>> begin DATASET EXCERPTS

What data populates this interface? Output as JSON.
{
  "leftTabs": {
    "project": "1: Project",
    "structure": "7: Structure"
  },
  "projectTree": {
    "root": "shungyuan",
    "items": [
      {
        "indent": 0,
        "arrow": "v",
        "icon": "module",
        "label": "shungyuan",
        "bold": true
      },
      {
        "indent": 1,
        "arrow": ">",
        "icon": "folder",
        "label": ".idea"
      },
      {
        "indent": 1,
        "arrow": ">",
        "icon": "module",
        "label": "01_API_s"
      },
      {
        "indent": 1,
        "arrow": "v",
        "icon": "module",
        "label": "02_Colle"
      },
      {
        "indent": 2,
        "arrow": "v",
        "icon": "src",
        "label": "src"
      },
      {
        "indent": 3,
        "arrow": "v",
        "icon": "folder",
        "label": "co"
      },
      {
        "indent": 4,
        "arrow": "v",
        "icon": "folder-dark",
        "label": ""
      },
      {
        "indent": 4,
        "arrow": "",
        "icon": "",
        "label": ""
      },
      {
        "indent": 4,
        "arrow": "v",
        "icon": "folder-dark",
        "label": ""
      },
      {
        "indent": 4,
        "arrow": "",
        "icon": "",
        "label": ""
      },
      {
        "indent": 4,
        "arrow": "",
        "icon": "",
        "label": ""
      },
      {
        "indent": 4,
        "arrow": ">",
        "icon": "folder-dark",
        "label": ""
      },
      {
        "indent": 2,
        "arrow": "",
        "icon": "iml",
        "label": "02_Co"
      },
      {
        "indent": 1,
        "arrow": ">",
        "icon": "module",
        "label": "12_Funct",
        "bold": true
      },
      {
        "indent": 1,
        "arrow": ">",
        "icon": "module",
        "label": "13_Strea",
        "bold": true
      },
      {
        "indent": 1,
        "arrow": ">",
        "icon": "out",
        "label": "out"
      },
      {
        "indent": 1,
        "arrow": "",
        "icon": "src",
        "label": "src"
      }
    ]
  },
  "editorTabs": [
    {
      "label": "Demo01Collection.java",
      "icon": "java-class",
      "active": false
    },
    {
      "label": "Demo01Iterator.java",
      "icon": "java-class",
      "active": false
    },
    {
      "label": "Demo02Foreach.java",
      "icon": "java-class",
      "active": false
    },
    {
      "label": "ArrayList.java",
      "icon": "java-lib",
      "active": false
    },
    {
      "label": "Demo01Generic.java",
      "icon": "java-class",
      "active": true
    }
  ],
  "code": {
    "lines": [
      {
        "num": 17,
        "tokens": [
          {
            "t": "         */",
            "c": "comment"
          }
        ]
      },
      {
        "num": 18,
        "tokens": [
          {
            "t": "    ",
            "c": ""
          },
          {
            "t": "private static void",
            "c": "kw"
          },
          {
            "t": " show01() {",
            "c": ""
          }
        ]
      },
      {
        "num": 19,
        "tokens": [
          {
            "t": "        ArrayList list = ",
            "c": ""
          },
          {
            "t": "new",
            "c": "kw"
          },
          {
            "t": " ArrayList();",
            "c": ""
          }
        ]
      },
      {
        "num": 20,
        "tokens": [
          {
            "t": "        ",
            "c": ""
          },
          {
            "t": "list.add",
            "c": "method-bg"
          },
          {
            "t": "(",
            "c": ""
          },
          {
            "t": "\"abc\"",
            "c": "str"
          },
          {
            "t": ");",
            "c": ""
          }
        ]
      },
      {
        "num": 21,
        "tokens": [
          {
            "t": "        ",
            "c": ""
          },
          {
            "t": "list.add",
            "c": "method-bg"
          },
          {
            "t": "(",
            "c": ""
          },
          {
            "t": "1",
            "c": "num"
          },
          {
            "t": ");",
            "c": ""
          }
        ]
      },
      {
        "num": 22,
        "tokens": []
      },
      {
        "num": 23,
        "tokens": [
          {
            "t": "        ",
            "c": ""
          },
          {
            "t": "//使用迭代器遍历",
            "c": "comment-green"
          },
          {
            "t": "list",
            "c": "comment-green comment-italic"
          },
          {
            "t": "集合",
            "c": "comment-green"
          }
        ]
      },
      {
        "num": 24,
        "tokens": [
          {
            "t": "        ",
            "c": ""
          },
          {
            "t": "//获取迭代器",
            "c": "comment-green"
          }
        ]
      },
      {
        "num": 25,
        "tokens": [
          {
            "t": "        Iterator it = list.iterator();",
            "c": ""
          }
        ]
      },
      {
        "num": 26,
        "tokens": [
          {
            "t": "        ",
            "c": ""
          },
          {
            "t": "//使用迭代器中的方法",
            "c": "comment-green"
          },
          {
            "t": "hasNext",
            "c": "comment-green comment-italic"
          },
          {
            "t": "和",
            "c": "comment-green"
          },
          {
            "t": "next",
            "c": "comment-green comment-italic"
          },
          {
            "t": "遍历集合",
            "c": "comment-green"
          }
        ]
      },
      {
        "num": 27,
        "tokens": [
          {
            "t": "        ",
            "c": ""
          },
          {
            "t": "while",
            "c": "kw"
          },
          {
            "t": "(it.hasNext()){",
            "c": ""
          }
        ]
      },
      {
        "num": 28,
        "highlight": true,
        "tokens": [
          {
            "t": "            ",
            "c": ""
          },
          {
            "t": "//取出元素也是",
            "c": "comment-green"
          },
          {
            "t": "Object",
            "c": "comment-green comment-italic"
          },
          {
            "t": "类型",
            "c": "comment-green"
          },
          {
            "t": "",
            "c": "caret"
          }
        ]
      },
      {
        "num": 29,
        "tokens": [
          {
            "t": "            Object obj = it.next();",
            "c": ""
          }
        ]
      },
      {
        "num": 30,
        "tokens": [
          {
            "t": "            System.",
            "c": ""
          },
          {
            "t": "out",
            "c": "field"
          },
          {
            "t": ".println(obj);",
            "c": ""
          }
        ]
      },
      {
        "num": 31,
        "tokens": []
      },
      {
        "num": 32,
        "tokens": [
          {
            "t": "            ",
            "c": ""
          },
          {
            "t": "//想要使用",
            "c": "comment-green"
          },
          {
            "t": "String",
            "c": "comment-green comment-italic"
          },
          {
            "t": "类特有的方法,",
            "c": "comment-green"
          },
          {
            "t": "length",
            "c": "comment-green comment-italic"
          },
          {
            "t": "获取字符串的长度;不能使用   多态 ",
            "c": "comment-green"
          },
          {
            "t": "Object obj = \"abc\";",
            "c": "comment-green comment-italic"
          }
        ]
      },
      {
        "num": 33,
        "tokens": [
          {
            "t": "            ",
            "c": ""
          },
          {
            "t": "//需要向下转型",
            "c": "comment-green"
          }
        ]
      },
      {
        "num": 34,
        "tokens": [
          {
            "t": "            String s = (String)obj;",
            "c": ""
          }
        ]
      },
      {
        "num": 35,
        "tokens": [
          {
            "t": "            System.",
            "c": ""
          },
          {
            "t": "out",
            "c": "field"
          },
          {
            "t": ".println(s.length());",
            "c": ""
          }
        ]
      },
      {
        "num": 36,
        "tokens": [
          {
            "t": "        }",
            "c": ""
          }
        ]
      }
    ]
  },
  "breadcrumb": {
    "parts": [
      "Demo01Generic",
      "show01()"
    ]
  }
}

>> end DATASET EXCERPTS

WHAT YOU NEED TO DO
Copy out each line above, character for character.

RESPONSE BELOW
What data populates this interface? Output as JSON.
{
  "leftTabs": {
    "project": "1: Project",
    "structure": "7: Structure"
  },
  "projectTree": {
    "root": "shungyuan",
    "items": [
      {
        "indent": 0,
        "arrow": "v",
        "icon": "module",
        "label": "shungyuan",
        "bold": true
      },
      {
        "indent": 1,
        "arrow": ">",
        "icon": "folder",
        "label": ".idea"
      },
      {
        "indent": 1,
        "arrow": ">",
        "icon": "module",
        "label": "01_API_s"
      },
      {
        "indent": 1,
        "arrow": "v",
        "icon": "module",
        "label": "02_Colle"
      },
      {
        "indent": 2,
        "arrow": "v",
        "icon": "src",
        "label": "src"
      },
      {
        "indent": 3,
        "arrow": "v",
        "icon": "folder",
        "label": "co"
      },
      {
        "indent": 4,
        "arrow": "v",
        "icon": "folder-dark",
        "label": ""
      },
      {
        "indent": 4,
        "arrow": "",
        "icon": "",
        "label": ""
      },
      {
        "indent": 4,
        "arrow": "v",
        "icon": "folder-dark",
        "label": ""
      },
      {
        "indent": 4,
        "arrow": "",
        "icon": "",
        "label": ""
      },
      {
        "indent": 4,
        "arrow": "",
        "icon": "",
        "label": ""
      },
      {
        "indent": 4,
        "arrow": ">",
        "icon": "folder-dark",
        "label": ""
      },
      {
        "indent": 2,
        "arrow": "",
        "icon": "iml",
        "label": "02_Co"
      },
      {
        "indent": 1,
        "arrow": ">",
        "icon": "module",
        "label": "12_Funct",
        "bold": true
      },
      {
        "indent": 1,
        "arrow": ">",
        "icon": "module",
        "label": "13_Strea",
        "bold": true
      },
      {
        "indent": 1,
        "arrow": ">",
        "icon": "out",
        "label": "out"
      },
      {
        "indent": 1,
        "arrow": "",
        "icon": "src",
        "label": "src"
      }
    ]
  },
  "editorTabs": [
    {
      "label": "Demo01Collection.java",
      "icon": "java-class",
      "active": false
    },
    {
      "label": "Demo01Iterator.java",
      "icon": "java-class",
      "active": false
    },
    {
      "label": "Demo02Foreach.java",
      "icon": "java-class",
      "active": false
    },
    {
      "label": "ArrayList.java",
      "icon": "java-lib",
      "active": false
    },
    {
      "label": "Demo01Generic.java",
      "icon": "java-class",
      "active": true
    }
  ],
  "code": {
    "lines": [
      {
        "num": 17,
        "tokens": [
          {
            "t": "         */",
            "c": "comment"
          }
        ]
      },
      {
        "num": 18,
        "tokens": [
          {
            "t": "    ",
            "c": ""
          },
          {
            "t": "private static void",
            "c": "kw"
          },
          {
            "t": " show01() {",
            "c": ""
          }
        ]
      },
      {
        "num": 19,
        "tokens": [
          {
            "t": "        ArrayList list = ",
            "c": ""
          },
          {
            "t": "new",
            "c": "kw"
          },
          {
            "t": " ArrayList();",
            "c": ""
          }
        ]
      },
      {
        "num": 20,
        "tokens": [
          {
            "t": "        ",
            "c": ""
          },
          {
            "t": "list.add",
            "c": "method-bg"
          },
          {
            "t": "(",
            "c": ""
          },
          {
            "t": "\"abc\"",
            "c": "str"
          },
          {
            "t": ");",
            "c": ""
          }
        ]
      },
      {
        "num": 21,
        "tokens": [
          {
            "t": "        ",
            "c": ""
          },
          {
            "t": "list.add",
            "c": "method-bg"
          },
          {
            "t": "(",
            "c": ""
          },
          {
            "t": "1",
            "c": "num"
          },
          {
            "t": ");",
            "c": ""
          }
        ]
      },
      {
        "num": 22,
        "tokens": []
      },
      {
        "num": 23,
        "tokens": [
          {
            "t": "        ",
            "c": ""
          },
          {
            "t": "//使用迭代器遍历",
            "c": "comment-green"
          },
          {
            "t": "list",
            "c": "comment-green comment-italic"
          },
          {
            "t": "集合",
            "c": "comment-green"
          }
        ]
      },
      {
        "num": 24,
        "tokens": [
          {
            "t": "        ",
            "c": ""
          },
          {
            "t": "//获取迭代器",
            "c": "comment-green"
          }
        ]
      },
      {
        "num": 25,
        "tokens": [
          {
            "t": "        Iterator it = list.iterator();",
            "c": ""
          }
        ]
      },
      {
        "num": 26,
        "tokens": [
          {
            "t": "        ",
            "c": ""
          },
          {
            "t": "//使用迭代器中的方法",
            "c": "comment-green"
          },
          {
            "t": "hasNext",
            "c": "comment-green comment-italic"
          },
          {
            "t": "和",
            "c": "comment-green"
          },
          {
            "t": "next",
            "c": "comment-green comment-italic"
          },
          {
            "t": "遍历集合",
            "c": "comment-green"
          }
        ]
      },
      {
        "num": 27,
        "tokens": [
          {
            "t": "        ",
            "c": ""
          },
          {
            "t": "while",
            "c": "kw"
          },
          {
            "t": "(it.hasNext()){",
            "c": ""
          }
        ]
      },
      {
        "num": 28,
        "highlight": true,
        "tokens": [
          {
            "t": "            ",
            "c": ""
          },
          {
            "t": "//取出元素也是",
            "c": "comment-green"
          },
          {
            "t": "Object",
            "c": "comment-green comment-italic"
          },
          {
            "t": "类型",
            "c": "comment-green"
          },
          {
            "t": "",
            "c": "caret"
          }
        ]
      },
      {
        "num": 29,
        "tokens": [
          {
            "t": "            Object obj = it.next();",
            "c": ""
          }
        ]
      },
      {
        "num": 30,
        "tokens": [
          {
            "t": "            System.",
            "c": ""
          },
          {
            "t": "out",
            "c": "field"
          },
          {
            "t": ".println(obj);",
            "c": ""
          }
        ]
      },
      {
        "num": 31,
        "tokens": []
      },
      {
        "num": 32,
        "tokens": [
          {
            "t": "            ",
            "c": ""
          },
          {
            "t": "//想要使用",
            "c": "comment-green"
          },
          {
            "t": "String",
            "c": "comment-green comment-italic"
          },
          {
            "t": "类特有的方法,",
            "c": "comment-green"
          },
          {
            "t": "length",
            "c": "comment-green comment-italic"
          },
          {
            "t": "获取字符串的长度;不能使用   多态 ",
            "c": "comment-green"
          },
          {
            "t": "Object obj = \"abc\";",
            "c": "comment-green comment-italic"
          }
        ]
      },
      {
        "num": 33,
        "tokens": [
          {
            "t": "            ",
            "c": ""
          },
          {
            "t": "//需要向下转型",
            "c": "comment-green"
          }
        ]
      },
      {
        "num": 34,
        "tokens": [
          {
            "t": "            String s = (String)obj;",
            "c": ""
          }
        ]
      },
      {
        "num": 35,
        "tokens": [
          {
            "t": "            System.",
            "c": ""
          },
          {
            "t": "out",
            "c": "field"
          },
          {
            "t": ".println(s.length());",
            "c": ""
          }
        ]
      },
      {
        "num": 36,
        "tokens": [
          {
            "t": "        }",
            "c": ""
          }
        ]
      }
    ]
  },
  "breadcrumb": {
    "parts": [
      "Demo01Generic",
      "show01()"
    ]
  }
}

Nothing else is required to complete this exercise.